>> Begin EXTRACTED ENTRIES

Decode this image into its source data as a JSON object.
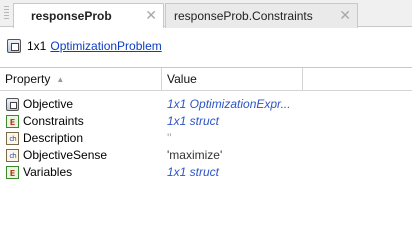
{
  "tabs": [
    {
      "label": "responseProb",
      "close": "✕",
      "active": true
    },
    {
      "label": "responseProb.Constraints",
      "close": "✕",
      "active": false
    }
  ],
  "summary": {
    "size": "1x1",
    "class_link": "OptimizationProblem"
  },
  "table": {
    "headers": {
      "property": "Property",
      "value": "Value"
    },
    "rows": [
      {
        "name": "Objective",
        "icon": "optimization-object-icon",
        "value": "1x1 OptimizationExpr..."
      },
      {
        "name": "Constraints",
        "icon": "struct-icon",
        "value": "1x1 struct"
      },
      {
        "name": "Description",
        "icon": "char-icon",
        "value": "''"
      },
      {
        "name": "ObjectiveSense",
        "icon": "char-icon",
        "value": "'maximize'"
      },
      {
        "name": "Variables",
        "icon": "struct-icon",
        "value": "1x1 struct"
      }
    ]
  }
}
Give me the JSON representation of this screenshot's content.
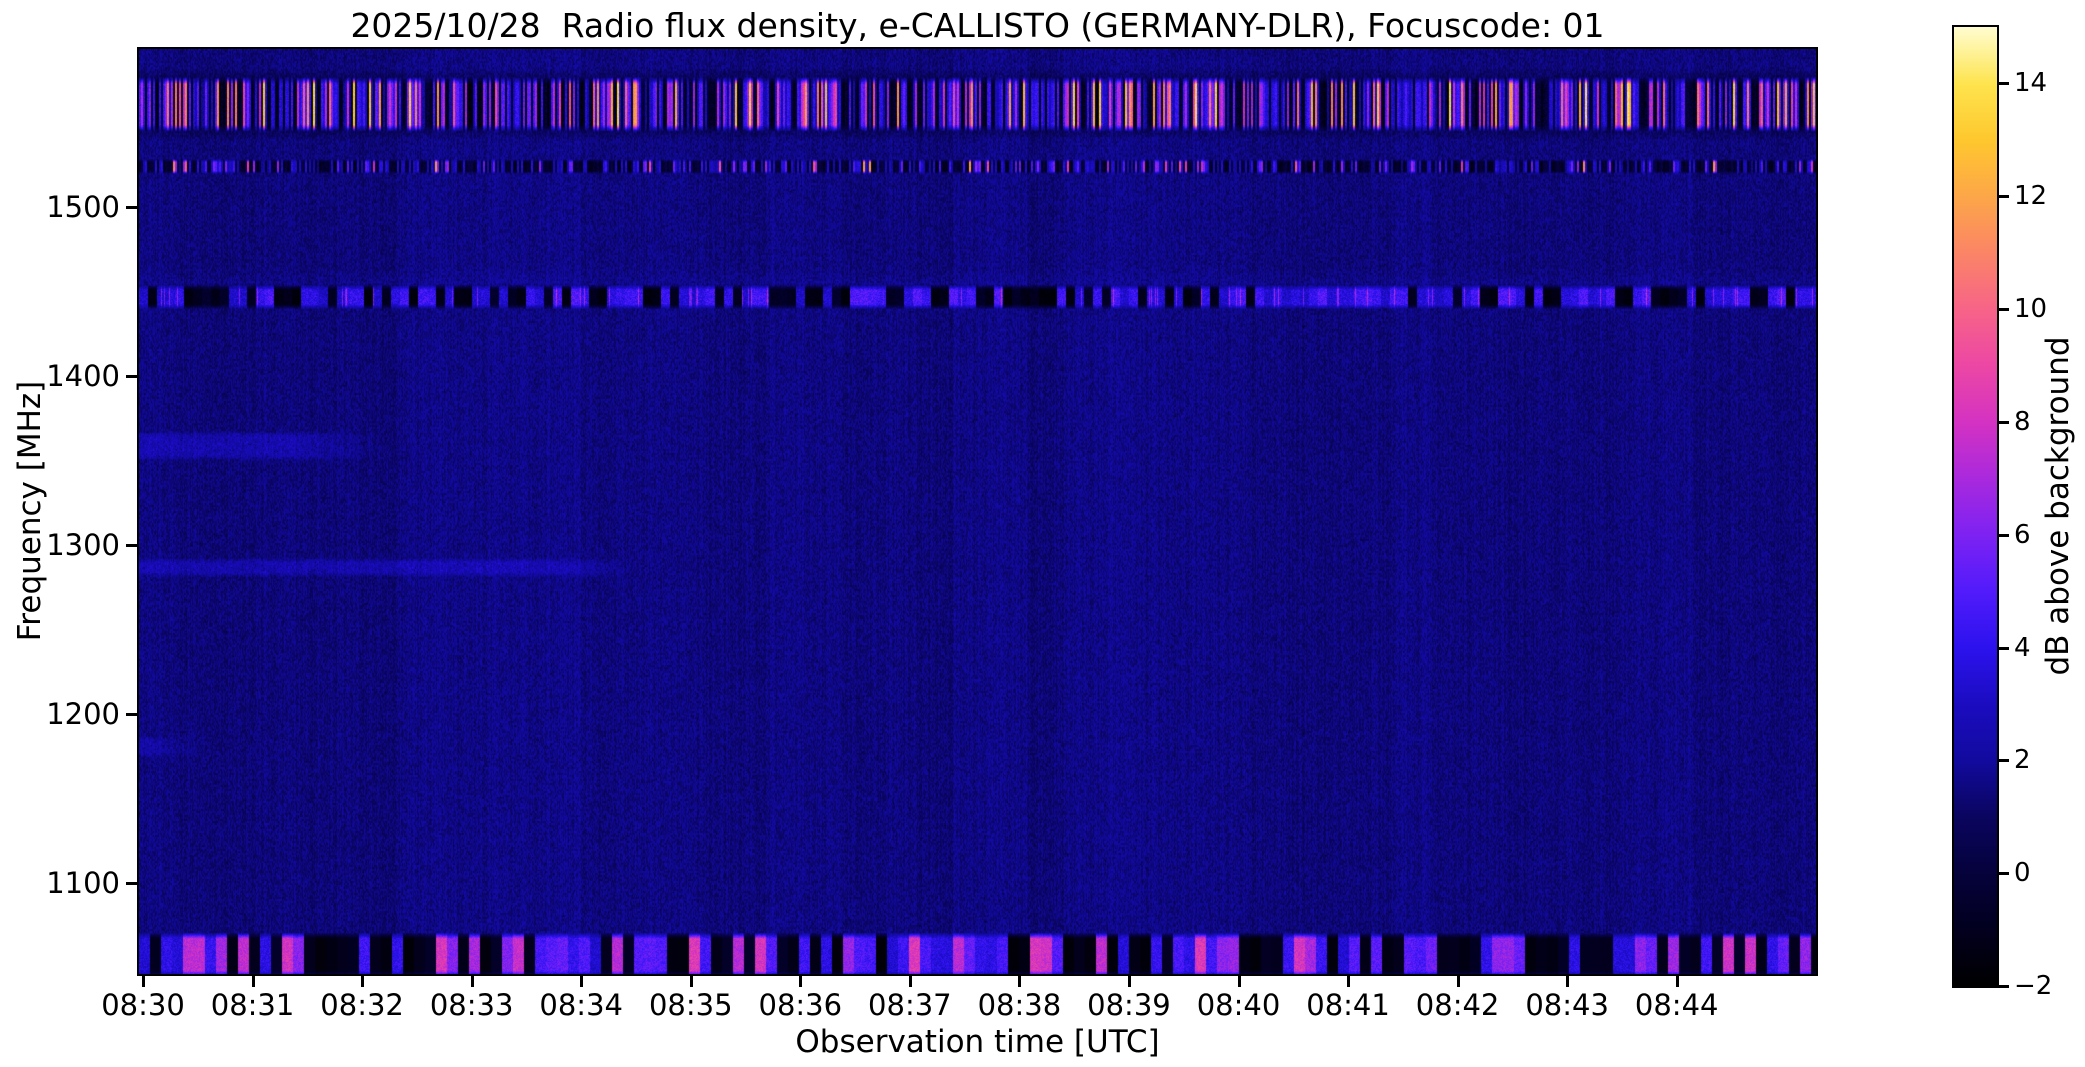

>> End EXTRACTED ENTRIES

DESCRIPTION OF THE TASK: Retype the records exactly. Any image in them should not appear in what you write.

ANSWER TO THIS PROBLEM:
Decode this image into its source data as a JSON object.
{
  "tabs": [
    {
      "label": "responseProb",
      "close": "✕",
      "active": true
    },
    {
      "label": "responseProb.Constraints",
      "close": "✕",
      "active": false
    }
  ],
  "summary": {
    "size": "1x1",
    "class_link": "OptimizationProblem"
  },
  "table": {
    "headers": {
      "property": "Property",
      "value": "Value"
    },
    "rows": [
      {
        "name": "Objective",
        "icon": "optimization-object-icon",
        "value": "1x1 OptimizationExpr..."
      },
      {
        "name": "Constraints",
        "icon": "struct-icon",
        "value": "1x1 struct"
      },
      {
        "name": "Description",
        "icon": "char-icon",
        "value": "''"
      },
      {
        "name": "ObjectiveSense",
        "icon": "char-icon",
        "value": "'maximize'"
      },
      {
        "name": "Variables",
        "icon": "struct-icon",
        "value": "1x1 struct"
      }
    ]
  }
}
Give me the JSON representation of this screenshot's content.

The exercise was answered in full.